• [Data for the task]
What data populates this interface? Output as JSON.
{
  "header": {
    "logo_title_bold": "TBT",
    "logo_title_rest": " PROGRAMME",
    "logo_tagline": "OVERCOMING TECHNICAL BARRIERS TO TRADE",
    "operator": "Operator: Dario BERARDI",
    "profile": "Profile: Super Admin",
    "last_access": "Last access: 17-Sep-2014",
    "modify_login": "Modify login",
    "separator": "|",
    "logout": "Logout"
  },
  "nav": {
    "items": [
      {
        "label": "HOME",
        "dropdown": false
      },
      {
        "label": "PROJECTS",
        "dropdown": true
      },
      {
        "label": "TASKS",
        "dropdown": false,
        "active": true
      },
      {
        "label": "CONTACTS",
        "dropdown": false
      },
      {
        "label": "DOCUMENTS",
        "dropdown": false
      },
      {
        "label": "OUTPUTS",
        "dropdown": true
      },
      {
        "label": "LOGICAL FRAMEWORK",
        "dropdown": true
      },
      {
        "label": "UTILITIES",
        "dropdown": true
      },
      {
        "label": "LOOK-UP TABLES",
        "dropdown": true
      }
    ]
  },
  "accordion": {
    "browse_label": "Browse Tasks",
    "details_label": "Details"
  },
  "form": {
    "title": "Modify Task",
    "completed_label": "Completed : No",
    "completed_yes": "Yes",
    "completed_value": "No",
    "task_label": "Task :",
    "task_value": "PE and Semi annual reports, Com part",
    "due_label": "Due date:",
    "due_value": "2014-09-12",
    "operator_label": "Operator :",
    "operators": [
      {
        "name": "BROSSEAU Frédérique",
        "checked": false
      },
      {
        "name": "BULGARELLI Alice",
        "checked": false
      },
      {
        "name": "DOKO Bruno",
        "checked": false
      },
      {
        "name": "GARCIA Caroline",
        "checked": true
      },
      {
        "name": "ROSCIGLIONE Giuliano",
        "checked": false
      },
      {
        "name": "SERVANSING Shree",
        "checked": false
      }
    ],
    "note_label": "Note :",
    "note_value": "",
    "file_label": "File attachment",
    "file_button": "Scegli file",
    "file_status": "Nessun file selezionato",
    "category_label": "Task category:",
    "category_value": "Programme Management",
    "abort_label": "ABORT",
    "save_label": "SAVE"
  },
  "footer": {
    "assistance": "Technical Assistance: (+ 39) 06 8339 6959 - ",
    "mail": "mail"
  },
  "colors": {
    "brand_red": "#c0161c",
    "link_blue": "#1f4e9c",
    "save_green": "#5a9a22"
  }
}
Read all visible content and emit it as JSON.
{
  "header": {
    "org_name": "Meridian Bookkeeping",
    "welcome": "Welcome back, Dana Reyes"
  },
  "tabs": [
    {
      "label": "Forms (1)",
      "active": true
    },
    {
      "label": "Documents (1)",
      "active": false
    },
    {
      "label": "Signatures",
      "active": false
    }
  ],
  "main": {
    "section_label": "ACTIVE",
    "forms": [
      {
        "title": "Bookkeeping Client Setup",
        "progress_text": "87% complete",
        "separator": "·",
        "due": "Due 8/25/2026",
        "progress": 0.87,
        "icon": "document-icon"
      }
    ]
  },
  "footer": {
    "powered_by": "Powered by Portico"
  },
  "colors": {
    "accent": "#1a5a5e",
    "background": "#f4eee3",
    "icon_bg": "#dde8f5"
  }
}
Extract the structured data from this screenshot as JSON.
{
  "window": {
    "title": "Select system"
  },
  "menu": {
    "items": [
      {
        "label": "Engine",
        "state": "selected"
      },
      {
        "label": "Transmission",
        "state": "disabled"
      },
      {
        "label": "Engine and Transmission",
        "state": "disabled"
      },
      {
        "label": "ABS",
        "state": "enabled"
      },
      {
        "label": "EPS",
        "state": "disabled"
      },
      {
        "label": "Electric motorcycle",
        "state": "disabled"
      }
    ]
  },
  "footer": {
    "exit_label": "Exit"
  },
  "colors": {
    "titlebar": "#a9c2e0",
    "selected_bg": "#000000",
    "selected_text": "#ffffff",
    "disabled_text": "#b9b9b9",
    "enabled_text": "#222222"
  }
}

• [Work to be completed] Quote the lines of the listing above that run from the line with "Extract the structured" through its last line, both included, and nothing else.

• [Exercise result]
Extract the structured data from this screenshot as JSON.
{
  "window": {
    "title": "Select system"
  },
  "menu": {
    "items": [
      {
        "label": "Engine",
        "state": "selected"
      },
      {
        "label": "Transmission",
        "state": "disabled"
      },
      {
        "label": "Engine and Transmission",
        "state": "disabled"
      },
      {
        "label": "ABS",
        "state": "enabled"
      },
      {
        "label": "EPS",
        "state": "disabled"
      },
      {
        "label": "Electric motorcycle",
        "state": "disabled"
      }
    ]
  },
  "footer": {
    "exit_label": "Exit"
  },
  "colors": {
    "titlebar": "#a9c2e0",
    "selected_bg": "#000000",
    "selected_text": "#ffffff",
    "disabled_text": "#b9b9b9",
    "enabled_text": "#222222"
  }
}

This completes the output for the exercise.